● **DIRECTIONS FOR THIS TASK**: Copy out all of the material exactly as presented.

● **EXERCISE DATA**:
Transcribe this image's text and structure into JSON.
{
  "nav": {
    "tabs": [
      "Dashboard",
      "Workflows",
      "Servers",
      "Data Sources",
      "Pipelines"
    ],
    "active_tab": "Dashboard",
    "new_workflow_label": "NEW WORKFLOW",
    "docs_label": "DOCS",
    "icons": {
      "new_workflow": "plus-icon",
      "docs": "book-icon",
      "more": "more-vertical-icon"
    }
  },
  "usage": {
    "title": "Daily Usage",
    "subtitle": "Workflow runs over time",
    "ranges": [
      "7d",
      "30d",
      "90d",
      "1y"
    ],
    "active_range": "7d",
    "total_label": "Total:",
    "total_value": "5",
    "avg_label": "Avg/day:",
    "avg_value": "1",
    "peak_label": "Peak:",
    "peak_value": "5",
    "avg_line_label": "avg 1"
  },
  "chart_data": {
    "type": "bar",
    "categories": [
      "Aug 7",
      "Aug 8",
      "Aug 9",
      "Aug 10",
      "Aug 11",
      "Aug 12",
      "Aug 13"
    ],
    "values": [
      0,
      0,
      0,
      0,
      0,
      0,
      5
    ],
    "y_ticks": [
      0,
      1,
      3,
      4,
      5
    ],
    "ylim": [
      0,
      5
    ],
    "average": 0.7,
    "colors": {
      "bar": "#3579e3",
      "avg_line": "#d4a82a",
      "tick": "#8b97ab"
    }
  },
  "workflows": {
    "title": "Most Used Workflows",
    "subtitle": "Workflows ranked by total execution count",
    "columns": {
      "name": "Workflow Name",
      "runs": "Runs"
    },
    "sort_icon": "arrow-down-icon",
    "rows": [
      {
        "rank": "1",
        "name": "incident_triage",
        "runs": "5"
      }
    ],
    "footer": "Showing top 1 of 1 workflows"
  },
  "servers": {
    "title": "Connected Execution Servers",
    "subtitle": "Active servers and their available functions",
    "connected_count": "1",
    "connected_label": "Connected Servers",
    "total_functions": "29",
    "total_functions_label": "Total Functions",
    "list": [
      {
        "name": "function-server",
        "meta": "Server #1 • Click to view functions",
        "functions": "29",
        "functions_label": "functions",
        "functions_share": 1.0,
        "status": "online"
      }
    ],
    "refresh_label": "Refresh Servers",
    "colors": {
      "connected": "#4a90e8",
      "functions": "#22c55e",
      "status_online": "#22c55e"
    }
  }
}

● **ANSWER TO THE EXERCISE**:
Transcribe this image's text and structure into JSON.
{
  "nav": {
    "tabs": [
      "Dashboard",
      "Workflows",
      "Servers",
      "Data Sources",
      "Pipelines"
    ],
    "active_tab": "Dashboard",
    "new_workflow_label": "NEW WORKFLOW",
    "docs_label": "DOCS",
    "icons": {
      "new_workflow": "plus-icon",
      "docs": "book-icon",
      "more": "more-vertical-icon"
    }
  },
  "usage": {
    "title": "Daily Usage",
    "subtitle": "Workflow runs over time",
    "ranges": [
      "7d",
      "30d",
      "90d",
      "1y"
    ],
    "active_range": "7d",
    "total_label": "Total:",
    "total_value": "5",
    "avg_label": "Avg/day:",
    "avg_value": "1",
    "peak_label": "Peak:",
    "peak_value": "5",
    "avg_line_label": "avg 1"
  },
  "chart_data": {
    "type": "bar",
    "categories": [
      "Aug 7",
      "Aug 8",
      "Aug 9",
      "Aug 10",
      "Aug 11",
      "Aug 12",
      "Aug 13"
    ],
    "values": [
      0,
      0,
      0,
      0,
      0,
      0,
      5
    ],
    "y_ticks": [
      0,
      1,
      3,
      4,
      5
    ],
    "ylim": [
      0,
      5
    ],
    "average": 0.7,
    "colors": {
      "bar": "#3579e3",
      "avg_line": "#d4a82a",
      "tick": "#8b97ab"
    }
  },
  "workflows": {
    "title": "Most Used Workflows",
    "subtitle": "Workflows ranked by total execution count",
    "columns": {
      "name": "Workflow Name",
      "runs": "Runs"
    },
    "sort_icon": "arrow-down-icon",
    "rows": [
      {
        "rank": "1",
        "name": "incident_triage",
        "runs": "5"
      }
    ],
    "footer": "Showing top 1 of 1 workflows"
  },
  "servers": {
    "title": "Connected Execution Servers",
    "subtitle": "Active servers and their available functions",
    "connected_count": "1",
    "connected_label": "Connected Servers",
    "total_functions": "29",
    "total_functions_label": "Total Functions",
    "list": [
      {
        "name": "function-server",
        "meta": "Server #1 • Click to view functions",
        "functions": "29",
        "functions_label": "functions",
        "functions_share": 1.0,
        "status": "online"
      }
    ],
    "refresh_label": "Refresh Servers",
    "colors": {
      "connected": "#4a90e8",
      "functions": "#22c55e",
      "status_online": "#22c55e"
    }
  }
}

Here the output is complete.